Collected data entries
————————

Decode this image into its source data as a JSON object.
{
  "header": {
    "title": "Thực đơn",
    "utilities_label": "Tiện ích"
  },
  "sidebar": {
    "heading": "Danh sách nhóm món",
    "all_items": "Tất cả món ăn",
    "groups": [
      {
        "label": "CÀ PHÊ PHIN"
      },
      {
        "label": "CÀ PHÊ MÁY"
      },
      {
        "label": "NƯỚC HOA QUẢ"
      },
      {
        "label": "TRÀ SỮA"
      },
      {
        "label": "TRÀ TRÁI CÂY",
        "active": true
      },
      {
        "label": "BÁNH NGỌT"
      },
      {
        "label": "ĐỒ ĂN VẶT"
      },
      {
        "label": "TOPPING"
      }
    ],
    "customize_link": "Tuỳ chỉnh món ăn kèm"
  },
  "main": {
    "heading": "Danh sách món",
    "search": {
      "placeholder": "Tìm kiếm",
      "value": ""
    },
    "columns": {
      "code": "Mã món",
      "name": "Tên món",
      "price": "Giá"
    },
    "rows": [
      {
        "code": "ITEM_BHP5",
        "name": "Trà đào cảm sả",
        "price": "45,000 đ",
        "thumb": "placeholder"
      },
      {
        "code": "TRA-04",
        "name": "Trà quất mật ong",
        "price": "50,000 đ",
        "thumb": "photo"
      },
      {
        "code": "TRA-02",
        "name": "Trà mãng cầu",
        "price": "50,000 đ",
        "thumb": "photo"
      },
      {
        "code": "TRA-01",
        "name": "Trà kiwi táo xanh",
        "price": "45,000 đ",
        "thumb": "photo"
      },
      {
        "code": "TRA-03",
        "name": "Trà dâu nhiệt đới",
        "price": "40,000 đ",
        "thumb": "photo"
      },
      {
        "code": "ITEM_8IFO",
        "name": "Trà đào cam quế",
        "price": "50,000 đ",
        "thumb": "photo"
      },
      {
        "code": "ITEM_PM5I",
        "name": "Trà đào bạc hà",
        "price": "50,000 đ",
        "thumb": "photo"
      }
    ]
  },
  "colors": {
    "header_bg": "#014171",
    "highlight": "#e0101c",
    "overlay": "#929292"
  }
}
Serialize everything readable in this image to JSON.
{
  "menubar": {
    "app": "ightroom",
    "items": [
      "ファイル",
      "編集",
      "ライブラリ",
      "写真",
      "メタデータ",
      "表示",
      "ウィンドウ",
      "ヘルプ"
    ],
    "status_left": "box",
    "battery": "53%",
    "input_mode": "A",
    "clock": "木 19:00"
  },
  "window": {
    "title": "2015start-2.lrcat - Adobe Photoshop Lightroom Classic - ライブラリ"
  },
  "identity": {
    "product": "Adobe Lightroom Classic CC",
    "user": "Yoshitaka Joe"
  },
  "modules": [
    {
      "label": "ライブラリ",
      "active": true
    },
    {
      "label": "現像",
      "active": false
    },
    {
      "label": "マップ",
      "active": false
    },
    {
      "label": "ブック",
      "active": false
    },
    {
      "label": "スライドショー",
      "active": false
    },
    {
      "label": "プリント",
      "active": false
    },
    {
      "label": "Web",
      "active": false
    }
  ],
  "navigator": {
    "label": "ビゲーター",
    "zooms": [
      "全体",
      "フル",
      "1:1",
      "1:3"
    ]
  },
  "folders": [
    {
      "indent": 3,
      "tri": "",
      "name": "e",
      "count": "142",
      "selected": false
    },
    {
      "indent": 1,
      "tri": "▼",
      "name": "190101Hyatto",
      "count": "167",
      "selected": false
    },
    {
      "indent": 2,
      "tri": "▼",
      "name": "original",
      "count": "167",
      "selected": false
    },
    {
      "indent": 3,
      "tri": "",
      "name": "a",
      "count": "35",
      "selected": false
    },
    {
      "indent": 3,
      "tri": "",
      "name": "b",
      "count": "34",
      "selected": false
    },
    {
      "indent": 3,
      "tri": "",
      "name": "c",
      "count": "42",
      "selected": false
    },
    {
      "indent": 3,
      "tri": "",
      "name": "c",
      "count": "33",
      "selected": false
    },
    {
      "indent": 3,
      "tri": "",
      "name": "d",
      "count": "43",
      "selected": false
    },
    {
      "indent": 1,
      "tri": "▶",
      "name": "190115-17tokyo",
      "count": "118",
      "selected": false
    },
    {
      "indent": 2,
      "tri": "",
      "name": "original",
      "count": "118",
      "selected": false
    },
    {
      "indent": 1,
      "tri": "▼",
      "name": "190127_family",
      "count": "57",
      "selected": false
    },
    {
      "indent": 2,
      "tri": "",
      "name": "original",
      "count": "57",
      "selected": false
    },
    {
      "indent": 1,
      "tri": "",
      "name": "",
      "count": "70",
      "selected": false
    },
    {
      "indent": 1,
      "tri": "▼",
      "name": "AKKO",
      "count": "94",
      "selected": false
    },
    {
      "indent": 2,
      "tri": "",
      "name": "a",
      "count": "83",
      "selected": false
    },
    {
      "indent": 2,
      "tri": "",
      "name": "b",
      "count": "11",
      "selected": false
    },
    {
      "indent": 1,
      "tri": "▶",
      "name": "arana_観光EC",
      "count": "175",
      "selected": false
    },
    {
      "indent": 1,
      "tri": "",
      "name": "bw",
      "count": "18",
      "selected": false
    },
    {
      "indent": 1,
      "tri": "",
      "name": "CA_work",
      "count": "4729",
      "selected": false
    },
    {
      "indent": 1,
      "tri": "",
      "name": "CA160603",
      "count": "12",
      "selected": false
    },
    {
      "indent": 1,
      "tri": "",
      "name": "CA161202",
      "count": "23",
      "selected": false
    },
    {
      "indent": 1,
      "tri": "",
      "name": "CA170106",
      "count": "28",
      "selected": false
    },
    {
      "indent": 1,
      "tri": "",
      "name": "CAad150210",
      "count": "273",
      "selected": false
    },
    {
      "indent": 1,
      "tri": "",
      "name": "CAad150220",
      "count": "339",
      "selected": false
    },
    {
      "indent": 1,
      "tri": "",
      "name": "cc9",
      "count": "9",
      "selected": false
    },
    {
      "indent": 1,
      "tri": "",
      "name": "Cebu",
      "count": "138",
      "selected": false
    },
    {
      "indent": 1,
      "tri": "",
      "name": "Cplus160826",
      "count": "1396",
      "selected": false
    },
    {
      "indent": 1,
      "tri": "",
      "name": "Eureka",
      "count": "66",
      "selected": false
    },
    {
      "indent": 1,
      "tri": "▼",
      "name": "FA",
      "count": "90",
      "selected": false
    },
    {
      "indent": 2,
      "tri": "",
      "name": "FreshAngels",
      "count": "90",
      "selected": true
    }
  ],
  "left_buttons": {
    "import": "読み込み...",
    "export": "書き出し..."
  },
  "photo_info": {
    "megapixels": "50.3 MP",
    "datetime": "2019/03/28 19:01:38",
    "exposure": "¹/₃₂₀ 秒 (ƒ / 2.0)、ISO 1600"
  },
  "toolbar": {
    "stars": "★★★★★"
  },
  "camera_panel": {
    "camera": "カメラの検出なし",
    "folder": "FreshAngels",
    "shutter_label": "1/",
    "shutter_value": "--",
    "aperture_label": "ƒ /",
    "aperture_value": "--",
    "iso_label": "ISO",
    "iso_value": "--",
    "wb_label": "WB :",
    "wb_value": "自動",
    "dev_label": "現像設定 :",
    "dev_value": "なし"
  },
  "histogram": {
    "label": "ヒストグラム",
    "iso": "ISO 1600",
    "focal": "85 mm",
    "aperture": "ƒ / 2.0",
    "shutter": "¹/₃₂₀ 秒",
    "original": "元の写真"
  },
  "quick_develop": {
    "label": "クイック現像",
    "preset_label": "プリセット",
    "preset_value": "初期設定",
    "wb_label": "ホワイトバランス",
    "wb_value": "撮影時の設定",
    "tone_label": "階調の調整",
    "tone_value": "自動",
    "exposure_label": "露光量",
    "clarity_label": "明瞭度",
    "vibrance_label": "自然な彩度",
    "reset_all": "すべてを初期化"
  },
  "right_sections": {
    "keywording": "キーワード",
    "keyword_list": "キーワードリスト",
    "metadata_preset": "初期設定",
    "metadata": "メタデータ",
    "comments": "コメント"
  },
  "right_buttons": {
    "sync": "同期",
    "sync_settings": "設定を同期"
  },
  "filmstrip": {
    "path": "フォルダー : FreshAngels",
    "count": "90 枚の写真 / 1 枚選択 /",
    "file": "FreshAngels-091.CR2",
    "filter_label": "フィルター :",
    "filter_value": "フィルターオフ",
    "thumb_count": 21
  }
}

————————

**Task to complete**: Pick out the lines containing the word "title" and show them.

**Final result**:
    "title": "Thực đơn",
    "title": "2015start-2.lrcat - Adobe Photoshop Lightroom Classic - ライブラリ"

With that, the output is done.